------ RAW DATA

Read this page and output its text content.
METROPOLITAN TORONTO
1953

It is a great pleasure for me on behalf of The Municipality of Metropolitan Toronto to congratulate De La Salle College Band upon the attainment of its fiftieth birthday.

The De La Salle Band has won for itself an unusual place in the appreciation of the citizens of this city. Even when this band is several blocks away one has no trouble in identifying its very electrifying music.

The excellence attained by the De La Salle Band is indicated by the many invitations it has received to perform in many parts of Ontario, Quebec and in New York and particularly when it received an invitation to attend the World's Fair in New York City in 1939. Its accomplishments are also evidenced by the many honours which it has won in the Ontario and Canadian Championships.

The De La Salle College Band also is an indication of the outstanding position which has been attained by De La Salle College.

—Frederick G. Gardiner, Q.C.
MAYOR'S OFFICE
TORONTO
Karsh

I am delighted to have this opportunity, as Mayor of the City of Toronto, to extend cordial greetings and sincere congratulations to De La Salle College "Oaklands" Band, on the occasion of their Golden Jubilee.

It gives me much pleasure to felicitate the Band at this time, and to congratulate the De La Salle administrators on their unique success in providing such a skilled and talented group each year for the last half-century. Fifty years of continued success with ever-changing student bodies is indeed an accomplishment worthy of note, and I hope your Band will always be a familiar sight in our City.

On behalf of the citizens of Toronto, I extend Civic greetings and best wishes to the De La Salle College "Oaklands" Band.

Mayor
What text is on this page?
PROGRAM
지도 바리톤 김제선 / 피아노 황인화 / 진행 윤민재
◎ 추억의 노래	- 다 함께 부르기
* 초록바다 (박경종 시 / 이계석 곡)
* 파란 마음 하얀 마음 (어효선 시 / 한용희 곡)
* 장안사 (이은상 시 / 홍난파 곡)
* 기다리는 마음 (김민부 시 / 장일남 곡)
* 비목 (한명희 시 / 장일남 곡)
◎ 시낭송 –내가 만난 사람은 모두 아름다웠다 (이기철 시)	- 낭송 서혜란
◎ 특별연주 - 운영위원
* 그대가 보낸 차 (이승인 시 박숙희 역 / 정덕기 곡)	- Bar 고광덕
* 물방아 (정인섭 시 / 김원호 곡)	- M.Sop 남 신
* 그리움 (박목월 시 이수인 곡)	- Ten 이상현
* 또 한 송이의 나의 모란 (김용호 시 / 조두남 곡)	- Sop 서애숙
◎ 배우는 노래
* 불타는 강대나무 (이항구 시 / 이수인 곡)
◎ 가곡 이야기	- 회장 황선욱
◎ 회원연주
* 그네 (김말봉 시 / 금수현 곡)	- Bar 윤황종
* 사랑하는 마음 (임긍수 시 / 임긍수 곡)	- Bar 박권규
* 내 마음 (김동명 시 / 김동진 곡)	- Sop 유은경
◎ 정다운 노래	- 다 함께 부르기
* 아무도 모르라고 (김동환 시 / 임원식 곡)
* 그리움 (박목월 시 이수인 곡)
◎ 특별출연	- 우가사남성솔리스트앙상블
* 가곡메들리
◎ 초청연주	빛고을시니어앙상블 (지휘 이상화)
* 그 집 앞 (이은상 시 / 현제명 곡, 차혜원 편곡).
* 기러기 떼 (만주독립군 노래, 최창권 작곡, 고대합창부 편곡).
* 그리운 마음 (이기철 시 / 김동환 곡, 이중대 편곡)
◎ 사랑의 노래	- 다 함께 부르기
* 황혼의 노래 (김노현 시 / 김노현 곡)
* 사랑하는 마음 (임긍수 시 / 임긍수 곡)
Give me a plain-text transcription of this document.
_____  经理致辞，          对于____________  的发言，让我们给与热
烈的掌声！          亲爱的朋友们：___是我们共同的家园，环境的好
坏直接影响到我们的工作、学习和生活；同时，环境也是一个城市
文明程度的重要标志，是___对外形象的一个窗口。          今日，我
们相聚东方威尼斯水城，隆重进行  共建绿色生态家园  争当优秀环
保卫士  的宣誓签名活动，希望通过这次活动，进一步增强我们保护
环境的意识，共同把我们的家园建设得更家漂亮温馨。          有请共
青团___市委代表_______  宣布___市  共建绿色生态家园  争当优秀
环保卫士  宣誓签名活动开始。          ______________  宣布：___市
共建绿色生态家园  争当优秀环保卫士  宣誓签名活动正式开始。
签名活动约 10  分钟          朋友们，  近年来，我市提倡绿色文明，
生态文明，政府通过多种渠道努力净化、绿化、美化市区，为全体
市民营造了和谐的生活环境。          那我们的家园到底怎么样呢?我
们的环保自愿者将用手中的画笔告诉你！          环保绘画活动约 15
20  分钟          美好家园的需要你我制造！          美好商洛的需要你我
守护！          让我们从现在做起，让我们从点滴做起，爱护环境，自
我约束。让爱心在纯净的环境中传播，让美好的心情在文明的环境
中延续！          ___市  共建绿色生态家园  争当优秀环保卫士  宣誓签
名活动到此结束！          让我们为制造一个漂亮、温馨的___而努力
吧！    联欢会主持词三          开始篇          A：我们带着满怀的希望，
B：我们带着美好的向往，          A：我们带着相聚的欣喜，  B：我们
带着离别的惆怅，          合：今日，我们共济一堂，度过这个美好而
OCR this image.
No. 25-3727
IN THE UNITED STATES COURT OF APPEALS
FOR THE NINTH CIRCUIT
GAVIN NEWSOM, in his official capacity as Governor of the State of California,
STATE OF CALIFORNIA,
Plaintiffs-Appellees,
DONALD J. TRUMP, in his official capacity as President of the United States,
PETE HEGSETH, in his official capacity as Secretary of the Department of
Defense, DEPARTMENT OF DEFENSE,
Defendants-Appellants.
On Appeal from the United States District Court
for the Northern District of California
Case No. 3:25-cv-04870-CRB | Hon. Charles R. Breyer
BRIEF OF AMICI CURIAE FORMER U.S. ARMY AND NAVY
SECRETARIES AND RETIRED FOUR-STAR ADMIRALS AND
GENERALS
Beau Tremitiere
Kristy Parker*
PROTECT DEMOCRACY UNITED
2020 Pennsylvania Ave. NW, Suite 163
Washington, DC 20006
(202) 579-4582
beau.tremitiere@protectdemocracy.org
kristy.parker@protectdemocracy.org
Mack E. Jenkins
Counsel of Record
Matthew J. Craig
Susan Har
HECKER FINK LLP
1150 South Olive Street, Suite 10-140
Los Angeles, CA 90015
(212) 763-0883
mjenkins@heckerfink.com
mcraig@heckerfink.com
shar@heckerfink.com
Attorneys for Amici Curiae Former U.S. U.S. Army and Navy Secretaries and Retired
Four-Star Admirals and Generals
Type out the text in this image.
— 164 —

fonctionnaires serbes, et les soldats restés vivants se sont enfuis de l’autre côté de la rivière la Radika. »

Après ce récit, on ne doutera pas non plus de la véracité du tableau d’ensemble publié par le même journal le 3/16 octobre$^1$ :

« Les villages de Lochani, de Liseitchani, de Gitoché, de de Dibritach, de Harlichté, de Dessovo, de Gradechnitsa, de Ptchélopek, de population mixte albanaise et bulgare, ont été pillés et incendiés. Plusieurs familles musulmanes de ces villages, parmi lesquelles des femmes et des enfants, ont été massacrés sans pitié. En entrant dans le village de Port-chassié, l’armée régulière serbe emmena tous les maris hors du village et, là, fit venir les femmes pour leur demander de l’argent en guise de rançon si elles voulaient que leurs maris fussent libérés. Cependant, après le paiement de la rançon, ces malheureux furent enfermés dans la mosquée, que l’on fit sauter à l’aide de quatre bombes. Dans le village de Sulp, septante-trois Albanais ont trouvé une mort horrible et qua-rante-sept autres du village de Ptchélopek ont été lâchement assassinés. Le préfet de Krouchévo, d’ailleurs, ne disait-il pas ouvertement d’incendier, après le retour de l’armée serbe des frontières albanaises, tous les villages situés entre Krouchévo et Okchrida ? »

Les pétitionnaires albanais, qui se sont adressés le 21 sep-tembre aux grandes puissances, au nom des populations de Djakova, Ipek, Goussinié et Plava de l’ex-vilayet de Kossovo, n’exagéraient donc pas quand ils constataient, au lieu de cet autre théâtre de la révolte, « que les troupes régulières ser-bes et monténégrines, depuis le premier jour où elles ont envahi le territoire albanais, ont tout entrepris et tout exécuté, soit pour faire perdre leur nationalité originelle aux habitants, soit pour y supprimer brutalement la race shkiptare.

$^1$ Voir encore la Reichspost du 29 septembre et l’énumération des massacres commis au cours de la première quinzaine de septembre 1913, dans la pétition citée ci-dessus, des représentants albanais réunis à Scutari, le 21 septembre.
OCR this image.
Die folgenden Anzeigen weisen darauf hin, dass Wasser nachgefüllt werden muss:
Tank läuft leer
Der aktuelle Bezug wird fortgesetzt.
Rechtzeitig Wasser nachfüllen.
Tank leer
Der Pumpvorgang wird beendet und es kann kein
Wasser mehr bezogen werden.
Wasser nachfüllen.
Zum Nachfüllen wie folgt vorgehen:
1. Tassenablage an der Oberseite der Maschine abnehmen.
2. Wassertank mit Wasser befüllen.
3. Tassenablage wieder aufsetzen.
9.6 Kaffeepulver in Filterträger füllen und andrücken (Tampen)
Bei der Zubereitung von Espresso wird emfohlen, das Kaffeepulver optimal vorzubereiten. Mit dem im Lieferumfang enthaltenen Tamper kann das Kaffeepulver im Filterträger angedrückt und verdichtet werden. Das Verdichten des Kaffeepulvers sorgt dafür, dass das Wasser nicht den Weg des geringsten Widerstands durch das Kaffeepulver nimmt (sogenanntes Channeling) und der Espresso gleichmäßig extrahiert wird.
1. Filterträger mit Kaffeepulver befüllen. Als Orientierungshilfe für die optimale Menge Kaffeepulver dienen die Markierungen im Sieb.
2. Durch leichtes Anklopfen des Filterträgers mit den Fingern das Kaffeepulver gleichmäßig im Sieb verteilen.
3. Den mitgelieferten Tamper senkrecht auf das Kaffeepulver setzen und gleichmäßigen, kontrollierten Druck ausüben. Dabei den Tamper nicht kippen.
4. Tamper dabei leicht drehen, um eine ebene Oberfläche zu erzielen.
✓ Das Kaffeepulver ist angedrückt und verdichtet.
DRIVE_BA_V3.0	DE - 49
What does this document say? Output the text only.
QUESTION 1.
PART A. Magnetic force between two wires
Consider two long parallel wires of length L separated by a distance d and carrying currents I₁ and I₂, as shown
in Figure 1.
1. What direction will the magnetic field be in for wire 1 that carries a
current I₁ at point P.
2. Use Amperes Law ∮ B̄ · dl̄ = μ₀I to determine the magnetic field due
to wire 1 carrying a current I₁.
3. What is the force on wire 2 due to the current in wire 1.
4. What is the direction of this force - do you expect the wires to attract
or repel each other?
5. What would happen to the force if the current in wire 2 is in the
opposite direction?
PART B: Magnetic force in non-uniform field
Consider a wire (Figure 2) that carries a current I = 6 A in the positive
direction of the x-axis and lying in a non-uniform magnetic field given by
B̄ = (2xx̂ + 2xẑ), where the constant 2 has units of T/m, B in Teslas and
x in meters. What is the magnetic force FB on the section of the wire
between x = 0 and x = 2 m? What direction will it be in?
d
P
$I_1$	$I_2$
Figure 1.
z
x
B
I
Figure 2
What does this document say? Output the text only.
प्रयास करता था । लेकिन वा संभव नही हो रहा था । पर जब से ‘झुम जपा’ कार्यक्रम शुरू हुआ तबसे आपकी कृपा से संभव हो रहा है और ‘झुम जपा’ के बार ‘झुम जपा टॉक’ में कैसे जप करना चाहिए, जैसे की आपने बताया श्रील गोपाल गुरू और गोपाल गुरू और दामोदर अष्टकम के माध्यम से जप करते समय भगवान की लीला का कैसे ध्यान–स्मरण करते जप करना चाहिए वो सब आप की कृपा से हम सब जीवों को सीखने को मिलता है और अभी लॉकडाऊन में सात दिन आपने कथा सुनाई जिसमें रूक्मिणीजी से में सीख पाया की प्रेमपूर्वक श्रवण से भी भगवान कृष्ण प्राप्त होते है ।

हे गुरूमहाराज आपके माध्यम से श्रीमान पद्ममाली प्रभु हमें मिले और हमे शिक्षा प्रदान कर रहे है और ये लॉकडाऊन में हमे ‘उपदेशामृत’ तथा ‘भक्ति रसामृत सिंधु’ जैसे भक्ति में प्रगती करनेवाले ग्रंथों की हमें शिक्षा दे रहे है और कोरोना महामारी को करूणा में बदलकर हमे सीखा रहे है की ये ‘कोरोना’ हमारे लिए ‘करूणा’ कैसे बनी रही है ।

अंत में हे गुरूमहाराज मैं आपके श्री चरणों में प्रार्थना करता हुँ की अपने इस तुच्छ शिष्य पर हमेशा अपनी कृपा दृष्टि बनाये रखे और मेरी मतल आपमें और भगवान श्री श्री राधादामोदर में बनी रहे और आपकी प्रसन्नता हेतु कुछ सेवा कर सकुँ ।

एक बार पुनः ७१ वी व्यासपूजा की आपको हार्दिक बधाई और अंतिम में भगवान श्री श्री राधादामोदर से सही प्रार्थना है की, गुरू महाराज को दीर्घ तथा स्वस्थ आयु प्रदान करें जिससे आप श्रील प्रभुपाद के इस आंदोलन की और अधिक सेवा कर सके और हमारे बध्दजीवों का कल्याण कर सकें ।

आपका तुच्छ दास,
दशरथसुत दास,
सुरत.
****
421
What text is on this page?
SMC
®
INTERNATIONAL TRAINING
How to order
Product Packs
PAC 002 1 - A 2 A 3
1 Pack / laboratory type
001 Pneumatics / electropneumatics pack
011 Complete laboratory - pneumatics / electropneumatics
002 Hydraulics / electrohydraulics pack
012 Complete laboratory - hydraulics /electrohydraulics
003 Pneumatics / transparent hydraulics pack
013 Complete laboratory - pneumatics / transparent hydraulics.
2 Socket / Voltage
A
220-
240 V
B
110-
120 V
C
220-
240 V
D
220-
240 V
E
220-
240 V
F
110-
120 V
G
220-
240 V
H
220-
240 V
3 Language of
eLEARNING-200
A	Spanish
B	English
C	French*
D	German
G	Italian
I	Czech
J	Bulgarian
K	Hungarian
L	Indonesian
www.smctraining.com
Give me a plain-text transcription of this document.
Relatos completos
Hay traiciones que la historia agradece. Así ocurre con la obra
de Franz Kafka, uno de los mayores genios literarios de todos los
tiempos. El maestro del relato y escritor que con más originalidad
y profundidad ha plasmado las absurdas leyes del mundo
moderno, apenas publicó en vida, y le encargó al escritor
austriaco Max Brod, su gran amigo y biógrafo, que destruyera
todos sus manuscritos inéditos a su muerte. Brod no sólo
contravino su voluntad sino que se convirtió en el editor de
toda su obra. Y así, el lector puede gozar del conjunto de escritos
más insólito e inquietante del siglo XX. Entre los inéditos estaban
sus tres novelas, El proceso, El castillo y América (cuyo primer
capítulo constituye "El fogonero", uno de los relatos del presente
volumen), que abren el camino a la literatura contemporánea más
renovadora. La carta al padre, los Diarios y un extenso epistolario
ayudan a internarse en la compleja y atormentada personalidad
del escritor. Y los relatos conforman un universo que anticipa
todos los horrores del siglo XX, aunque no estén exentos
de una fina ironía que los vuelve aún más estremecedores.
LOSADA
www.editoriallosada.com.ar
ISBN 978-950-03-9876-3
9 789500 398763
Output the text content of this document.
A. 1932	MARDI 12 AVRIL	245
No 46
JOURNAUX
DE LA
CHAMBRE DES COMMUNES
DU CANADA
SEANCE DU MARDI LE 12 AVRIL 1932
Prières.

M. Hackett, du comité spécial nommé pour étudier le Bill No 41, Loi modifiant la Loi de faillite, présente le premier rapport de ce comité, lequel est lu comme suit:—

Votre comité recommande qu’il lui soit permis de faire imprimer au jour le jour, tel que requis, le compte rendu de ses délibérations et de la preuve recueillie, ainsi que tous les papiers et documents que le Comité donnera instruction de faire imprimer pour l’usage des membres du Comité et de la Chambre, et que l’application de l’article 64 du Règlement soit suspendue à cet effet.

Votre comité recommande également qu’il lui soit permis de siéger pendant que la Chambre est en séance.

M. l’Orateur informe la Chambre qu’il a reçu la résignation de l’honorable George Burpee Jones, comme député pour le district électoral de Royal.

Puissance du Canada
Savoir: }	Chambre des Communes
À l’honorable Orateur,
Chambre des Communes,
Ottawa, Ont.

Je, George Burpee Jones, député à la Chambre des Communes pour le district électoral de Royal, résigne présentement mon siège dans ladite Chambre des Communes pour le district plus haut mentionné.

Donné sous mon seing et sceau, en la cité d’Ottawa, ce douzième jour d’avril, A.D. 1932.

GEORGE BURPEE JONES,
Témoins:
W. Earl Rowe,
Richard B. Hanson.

------------

TASK REQUIREMENTS:
Check each line of the entries above for the word "député". List the ones that have it.

SOLUTION FOR THIS TASK:
M. l’Orateur informe la Chambre qu’il a reçu la résignation de l’honorable George Burpee Jones, comme député pour le district électoral de Royal.
Je, George Burpee Jones, député à la Chambre des Communes pour le district électoral de Royal, résigne présentement mon siège dans ladite Chambre des Communes pour le district plus haut mentionné.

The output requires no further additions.